**What you should do**
Omit all images. Write out the rest of the material exactly.

# Start of Data for processing

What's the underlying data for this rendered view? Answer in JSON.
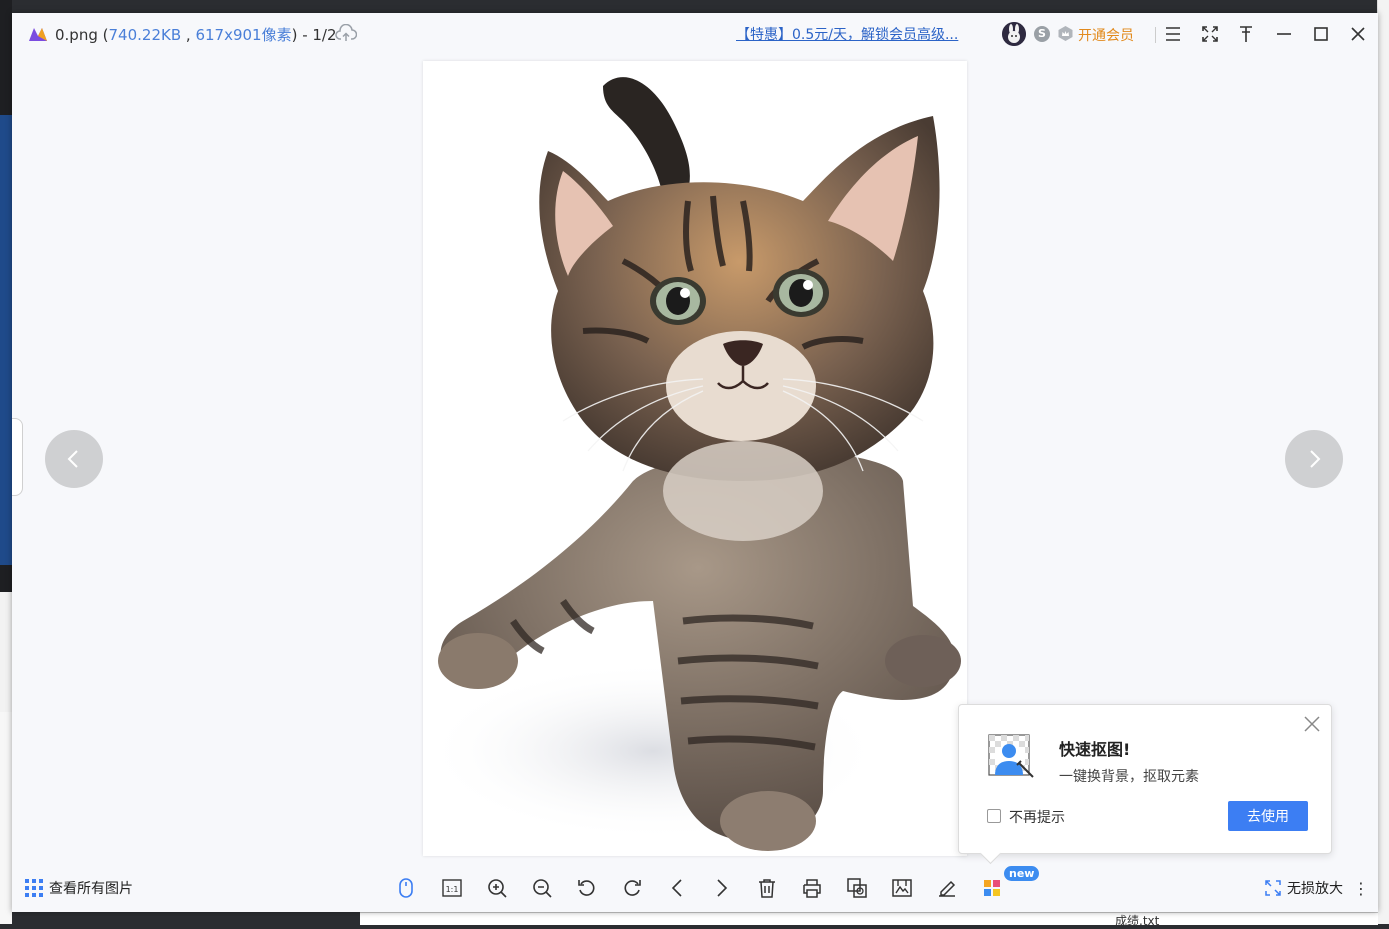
{
  "titlebar": {
    "file_name": "0.png",
    "paren_open": " (",
    "file_size": "740.22KB",
    "comma": " , ",
    "dimensions": "617x901像素",
    "paren_close": ")",
    "page_index": " - 1/2",
    "promo_text": "【特惠】0.5元/天，解锁会员高级...",
    "vip_badge": "S",
    "vip_label": "开通会员"
  },
  "popup": {
    "title": "快速抠图!",
    "description": "一键换背景，抠取元素",
    "checkbox_label": "不再提示",
    "button_label": "去使用"
  },
  "toolbar": {
    "view_all_label": "查看所有图片",
    "new_badge": "new",
    "lossless_label": "无损放大",
    "more_label": "⋮"
  },
  "background": {
    "bottom_file": "成绩.txt"
  },
  "colors": {
    "accent": "#3c7ef3",
    "vip": "#e28a1d",
    "meta_blue": "#4a7fd8"
  }
}
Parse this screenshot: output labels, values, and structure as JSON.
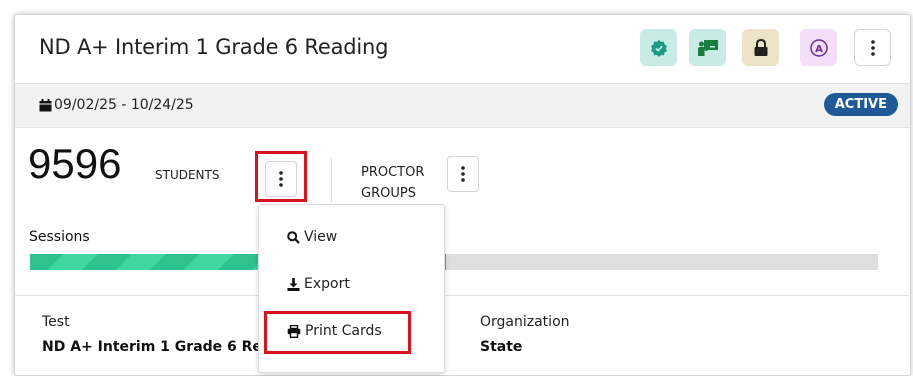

# End of Data for processing

**The response**
What's the underlying data for this rendered view? Answer in JSON.
{
  "titlebar": {
    "file_name": "0.png",
    "paren_open": " (",
    "file_size": "740.22KB",
    "comma": " , ",
    "dimensions": "617x901像素",
    "paren_close": ")",
    "page_index": " - 1/2",
    "promo_text": "【特惠】0.5元/天，解锁会员高级...",
    "vip_badge": "S",
    "vip_label": "开通会员"
  },
  "popup": {
    "title": "快速抠图!",
    "description": "一键换背景，抠取元素",
    "checkbox_label": "不再提示",
    "button_label": "去使用"
  },
  "toolbar": {
    "view_all_label": "查看所有图片",
    "new_badge": "new",
    "lossless_label": "无损放大",
    "more_label": "⋮"
  },
  "background": {
    "bottom_file": "成绩.txt"
  },
  "colors": {
    "accent": "#3c7ef3",
    "vip": "#e28a1d",
    "meta_blue": "#4a7fd8"
  }
}
Parse this screenshot: output labels, values, and structure as JSON.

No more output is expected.